Repeat exactly each line of the data provided below.

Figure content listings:
◆ ◆ ◆ ◆ ◆

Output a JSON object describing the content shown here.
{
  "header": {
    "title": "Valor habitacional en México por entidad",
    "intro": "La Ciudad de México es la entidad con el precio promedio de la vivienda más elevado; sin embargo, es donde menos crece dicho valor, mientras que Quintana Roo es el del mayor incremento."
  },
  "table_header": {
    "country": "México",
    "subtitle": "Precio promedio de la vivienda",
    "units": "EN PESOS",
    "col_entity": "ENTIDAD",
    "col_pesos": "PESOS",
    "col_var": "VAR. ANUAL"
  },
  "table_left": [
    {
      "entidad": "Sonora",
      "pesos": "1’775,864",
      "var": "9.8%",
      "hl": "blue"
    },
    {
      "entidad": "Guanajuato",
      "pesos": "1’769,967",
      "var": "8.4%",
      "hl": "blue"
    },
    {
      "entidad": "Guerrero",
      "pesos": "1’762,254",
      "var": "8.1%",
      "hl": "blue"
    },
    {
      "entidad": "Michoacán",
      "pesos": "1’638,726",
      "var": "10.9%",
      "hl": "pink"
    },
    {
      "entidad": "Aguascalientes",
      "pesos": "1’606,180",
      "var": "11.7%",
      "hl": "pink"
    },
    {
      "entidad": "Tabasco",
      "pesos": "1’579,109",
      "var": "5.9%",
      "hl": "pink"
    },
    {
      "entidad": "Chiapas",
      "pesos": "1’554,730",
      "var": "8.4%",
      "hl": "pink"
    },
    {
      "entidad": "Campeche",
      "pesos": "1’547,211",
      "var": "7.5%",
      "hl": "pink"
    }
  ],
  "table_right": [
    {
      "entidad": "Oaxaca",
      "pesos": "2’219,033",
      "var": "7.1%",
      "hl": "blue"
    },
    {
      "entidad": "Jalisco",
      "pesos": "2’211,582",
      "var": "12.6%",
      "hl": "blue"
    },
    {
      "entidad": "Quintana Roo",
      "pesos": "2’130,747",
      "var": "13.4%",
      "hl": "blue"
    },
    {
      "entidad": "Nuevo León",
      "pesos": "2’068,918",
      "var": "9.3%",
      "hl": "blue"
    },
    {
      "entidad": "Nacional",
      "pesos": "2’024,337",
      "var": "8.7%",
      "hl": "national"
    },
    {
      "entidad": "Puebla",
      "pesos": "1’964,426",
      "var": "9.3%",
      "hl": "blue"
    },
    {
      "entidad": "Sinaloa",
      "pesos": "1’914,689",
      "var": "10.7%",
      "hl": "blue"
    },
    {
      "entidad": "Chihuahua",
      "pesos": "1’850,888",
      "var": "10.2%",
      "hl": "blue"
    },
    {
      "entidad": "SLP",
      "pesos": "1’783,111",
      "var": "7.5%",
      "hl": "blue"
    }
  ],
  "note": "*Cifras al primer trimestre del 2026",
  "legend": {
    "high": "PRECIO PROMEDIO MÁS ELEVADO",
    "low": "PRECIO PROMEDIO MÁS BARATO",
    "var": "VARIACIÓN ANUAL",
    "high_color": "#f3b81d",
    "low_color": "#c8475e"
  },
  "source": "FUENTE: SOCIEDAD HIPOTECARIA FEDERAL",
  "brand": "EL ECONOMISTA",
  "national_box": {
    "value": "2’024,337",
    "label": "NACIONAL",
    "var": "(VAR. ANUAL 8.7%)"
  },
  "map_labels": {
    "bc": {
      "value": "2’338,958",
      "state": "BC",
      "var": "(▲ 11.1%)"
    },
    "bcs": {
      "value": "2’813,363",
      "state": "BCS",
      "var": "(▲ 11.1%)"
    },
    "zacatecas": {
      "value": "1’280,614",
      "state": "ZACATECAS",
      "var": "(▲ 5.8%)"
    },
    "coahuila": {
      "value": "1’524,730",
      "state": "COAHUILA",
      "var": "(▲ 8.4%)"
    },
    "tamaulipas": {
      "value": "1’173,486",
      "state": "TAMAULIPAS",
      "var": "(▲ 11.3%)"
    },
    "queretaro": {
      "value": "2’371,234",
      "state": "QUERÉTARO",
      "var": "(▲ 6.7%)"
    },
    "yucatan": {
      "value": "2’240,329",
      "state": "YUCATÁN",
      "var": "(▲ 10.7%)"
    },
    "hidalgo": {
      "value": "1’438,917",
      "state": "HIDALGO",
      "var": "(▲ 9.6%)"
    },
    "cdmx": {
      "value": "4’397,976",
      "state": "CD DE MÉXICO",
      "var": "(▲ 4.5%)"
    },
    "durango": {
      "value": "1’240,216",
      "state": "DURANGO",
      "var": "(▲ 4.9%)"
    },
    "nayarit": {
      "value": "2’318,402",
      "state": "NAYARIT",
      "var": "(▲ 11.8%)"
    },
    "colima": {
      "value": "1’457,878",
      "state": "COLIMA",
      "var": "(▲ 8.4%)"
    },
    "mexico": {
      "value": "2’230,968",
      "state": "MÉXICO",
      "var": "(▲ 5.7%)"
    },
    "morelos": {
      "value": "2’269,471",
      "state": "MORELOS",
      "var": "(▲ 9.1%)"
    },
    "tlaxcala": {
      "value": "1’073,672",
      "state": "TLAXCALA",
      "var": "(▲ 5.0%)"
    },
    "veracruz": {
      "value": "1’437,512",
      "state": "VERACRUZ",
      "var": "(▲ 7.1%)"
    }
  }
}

◆ ◆ ◆ ◆ ◆

Problem solution
Output a JSON object describing the content shown here.
{
  "header": {
    "title": "Valor habitacional en México por entidad",
    "intro": "La Ciudad de México es la entidad con el precio promedio de la vivienda más elevado; sin embargo, es donde menos crece dicho valor, mientras que Quintana Roo es el del mayor incremento."
  },
  "table_header": {
    "country": "México",
    "subtitle": "Precio promedio de la vivienda",
    "units": "EN PESOS",
    "col_entity": "ENTIDAD",
    "col_pesos": "PESOS",
    "col_var": "VAR. ANUAL"
  },
  "table_left": [
    {
      "entidad": "Sonora",
      "pesos": "1’775,864",
      "var": "9.8%",
      "hl": "blue"
    },
    {
      "entidad": "Guanajuato",
      "pesos": "1’769,967",
      "var": "8.4%",
      "hl": "blue"
    },
    {
      "entidad": "Guerrero",
      "pesos": "1’762,254",
      "var": "8.1%",
      "hl": "blue"
    },
    {
      "entidad": "Michoacán",
      "pesos": "1’638,726",
      "var": "10.9%",
      "hl": "pink"
    },
    {
      "entidad": "Aguascalientes",
      "pesos": "1’606,180",
      "var": "11.7%",
      "hl": "pink"
    },
    {
      "entidad": "Tabasco",
      "pesos": "1’579,109",
      "var": "5.9%",
      "hl": "pink"
    },
    {
      "entidad": "Chiapas",
      "pesos": "1’554,730",
      "var": "8.4%",
      "hl": "pink"
    },
    {
      "entidad": "Campeche",
      "pesos": "1’547,211",
      "var": "7.5%",
      "hl": "pink"
    }
  ],
  "table_right": [
    {
      "entidad": "Oaxaca",
      "pesos": "2’219,033",
      "var": "7.1%",
      "hl": "blue"
    },
    {
      "entidad": "Jalisco",
      "pesos": "2’211,582",
      "var": "12.6%",
      "hl": "blue"
    },
    {
      "entidad": "Quintana Roo",
      "pesos": "2’130,747",
      "var": "13.4%",
      "hl": "blue"
    },
    {
      "entidad": "Nuevo León",
      "pesos": "2’068,918",
      "var": "9.3%",
      "hl": "blue"
    },
    {
      "entidad": "Nacional",
      "pesos": "2’024,337",
      "var": "8.7%",
      "hl": "national"
    },
    {
      "entidad": "Puebla",
      "pesos": "1’964,426",
      "var": "9.3%",
      "hl": "blue"
    },
    {
      "entidad": "Sinaloa",
      "pesos": "1’914,689",
      "var": "10.7%",
      "hl": "blue"
    },
    {
      "entidad": "Chihuahua",
      "pesos": "1’850,888",
      "var": "10.2%",
      "hl": "blue"
    },
    {
      "entidad": "SLP",
      "pesos": "1’783,111",
      "var": "7.5%",
      "hl": "blue"
    }
  ],
  "note": "*Cifras al primer trimestre del 2026",
  "legend": {
    "high": "PRECIO PROMEDIO MÁS ELEVADO",
    "low": "PRECIO PROMEDIO MÁS BARATO",
    "var": "VARIACIÓN ANUAL",
    "high_color": "#f3b81d",
    "low_color": "#c8475e"
  },
  "source": "FUENTE: SOCIEDAD HIPOTECARIA FEDERAL",
  "brand": "EL ECONOMISTA",
  "national_box": {
    "value": "2’024,337",
    "label": "NACIONAL",
    "var": "(VAR. ANUAL 8.7%)"
  },
  "map_labels": {
    "bc": {
      "value": "2’338,958",
      "state": "BC",
      "var": "(▲ 11.1%)"
    },
    "bcs": {
      "value": "2’813,363",
      "state": "BCS",
      "var": "(▲ 11.1%)"
    },
    "zacatecas": {
      "value": "1’280,614",
      "state": "ZACATECAS",
      "var": "(▲ 5.8%)"
    },
    "coahuila": {
      "value": "1’524,730",
      "state": "COAHUILA",
      "var": "(▲ 8.4%)"
    },
    "tamaulipas": {
      "value": "1’173,486",
      "state": "TAMAULIPAS",
      "var": "(▲ 11.3%)"
    },
    "queretaro": {
      "value": "2’371,234",
      "state": "QUERÉTARO",
      "var": "(▲ 6.7%)"
    },
    "yucatan": {
      "value": "2’240,329",
      "state": "YUCATÁN",
      "var": "(▲ 10.7%)"
    },
    "hidalgo": {
      "value": "1’438,917",
      "state": "HIDALGO",
      "var": "(▲ 9.6%)"
    },
    "cdmx": {
      "value": "4’397,976",
      "state": "CD DE MÉXICO",
      "var": "(▲ 4.5%)"
    },
    "durango": {
      "value": "1’240,216",
      "state": "DURANGO",
      "var": "(▲ 4.9%)"
    },
    "nayarit": {
      "value": "2’318,402",
      "state": "NAYARIT",
      "var": "(▲ 11.8%)"
    },
    "colima": {
      "value": "1’457,878",
      "state": "COLIMA",
      "var": "(▲ 8.4%)"
    },
    "mexico": {
      "value": "2’230,968",
      "state": "MÉXICO",
      "var": "(▲ 5.7%)"
    },
    "morelos": {
      "value": "2’269,471",
      "state": "MORELOS",
      "var": "(▲ 9.1%)"
    },
    "tlaxcala": {
      "value": "1’073,672",
      "state": "TLAXCALA",
      "var": "(▲ 5.0%)"
    },
    "veracruz": {
      "value": "1’437,512",
      "state": "VERACRUZ",
      "var": "(▲ 7.1%)"
    }
  }
}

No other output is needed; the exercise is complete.